== Data shown

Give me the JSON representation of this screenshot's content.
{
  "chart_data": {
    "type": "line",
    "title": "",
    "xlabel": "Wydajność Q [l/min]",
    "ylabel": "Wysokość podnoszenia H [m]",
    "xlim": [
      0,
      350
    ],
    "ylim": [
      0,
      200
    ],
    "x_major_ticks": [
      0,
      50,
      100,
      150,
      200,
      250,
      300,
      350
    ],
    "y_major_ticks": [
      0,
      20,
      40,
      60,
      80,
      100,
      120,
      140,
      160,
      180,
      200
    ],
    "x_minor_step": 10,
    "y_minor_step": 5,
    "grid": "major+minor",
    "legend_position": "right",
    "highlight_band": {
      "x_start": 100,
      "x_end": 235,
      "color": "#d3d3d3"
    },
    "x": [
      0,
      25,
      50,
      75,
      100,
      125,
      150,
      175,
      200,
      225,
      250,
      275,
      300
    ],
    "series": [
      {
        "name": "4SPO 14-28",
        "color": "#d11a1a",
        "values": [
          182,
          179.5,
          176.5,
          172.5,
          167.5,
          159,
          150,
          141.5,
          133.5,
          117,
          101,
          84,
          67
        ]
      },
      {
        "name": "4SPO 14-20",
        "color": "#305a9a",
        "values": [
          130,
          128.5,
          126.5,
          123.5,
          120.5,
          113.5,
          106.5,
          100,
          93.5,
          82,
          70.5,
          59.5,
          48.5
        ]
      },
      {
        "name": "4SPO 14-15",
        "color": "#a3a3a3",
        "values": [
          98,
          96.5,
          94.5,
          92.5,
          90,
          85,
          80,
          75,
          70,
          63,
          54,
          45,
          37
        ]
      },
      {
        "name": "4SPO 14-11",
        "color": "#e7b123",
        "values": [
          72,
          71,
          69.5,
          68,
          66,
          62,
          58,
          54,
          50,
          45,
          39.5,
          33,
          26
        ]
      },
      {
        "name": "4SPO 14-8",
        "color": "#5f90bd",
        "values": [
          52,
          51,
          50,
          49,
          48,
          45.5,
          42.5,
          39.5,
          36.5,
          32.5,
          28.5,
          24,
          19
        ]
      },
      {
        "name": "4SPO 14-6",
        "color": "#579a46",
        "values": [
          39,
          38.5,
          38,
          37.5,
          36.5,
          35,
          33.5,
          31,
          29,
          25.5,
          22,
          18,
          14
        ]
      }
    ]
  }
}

====

(Given instruction) Repeat the records above in full, character for character.

(Answer)
Give me the JSON representation of this screenshot's content.
{
  "chart_data": {
    "type": "line",
    "title": "",
    "xlabel": "Wydajność Q [l/min]",
    "ylabel": "Wysokość podnoszenia H [m]",
    "xlim": [
      0,
      350
    ],
    "ylim": [
      0,
      200
    ],
    "x_major_ticks": [
      0,
      50,
      100,
      150,
      200,
      250,
      300,
      350
    ],
    "y_major_ticks": [
      0,
      20,
      40,
      60,
      80,
      100,
      120,
      140,
      160,
      180,
      200
    ],
    "x_minor_step": 10,
    "y_minor_step": 5,
    "grid": "major+minor",
    "legend_position": "right",
    "highlight_band": {
      "x_start": 100,
      "x_end": 235,
      "color": "#d3d3d3"
    },
    "x": [
      0,
      25,
      50,
      75,
      100,
      125,
      150,
      175,
      200,
      225,
      250,
      275,
      300
    ],
    "series": [
      {
        "name": "4SPO 14-28",
        "color": "#d11a1a",
        "values": [
          182,
          179.5,
          176.5,
          172.5,
          167.5,
          159,
          150,
          141.5,
          133.5,
          117,
          101,
          84,
          67
        ]
      },
      {
        "name": "4SPO 14-20",
        "color": "#305a9a",
        "values": [
          130,
          128.5,
          126.5,
          123.5,
          120.5,
          113.5,
          106.5,
          100,
          93.5,
          82,
          70.5,
          59.5,
          48.5
        ]
      },
      {
        "name": "4SPO 14-15",
        "color": "#a3a3a3",
        "values": [
          98,
          96.5,
          94.5,
          92.5,
          90,
          85,
          80,
          75,
          70,
          63,
          54,
          45,
          37
        ]
      },
      {
        "name": "4SPO 14-11",
        "color": "#e7b123",
        "values": [
          72,
          71,
          69.5,
          68,
          66,
          62,
          58,
          54,
          50,
          45,
          39.5,
          33,
          26
        ]
      },
      {
        "name": "4SPO 14-8",
        "color": "#5f90bd",
        "values": [
          52,
          51,
          50,
          49,
          48,
          45.5,
          42.5,
          39.5,
          36.5,
          32.5,
          28.5,
          24,
          19
        ]
      },
      {
        "name": "4SPO 14-6",
        "color": "#579a46",
        "values": [
          39,
          38.5,
          38,
          37.5,
          36.5,
          35,
          33.5,
          31,
          29,
          25.5,
          22,
          18,
          14
        ]
      }
    ]
  }
}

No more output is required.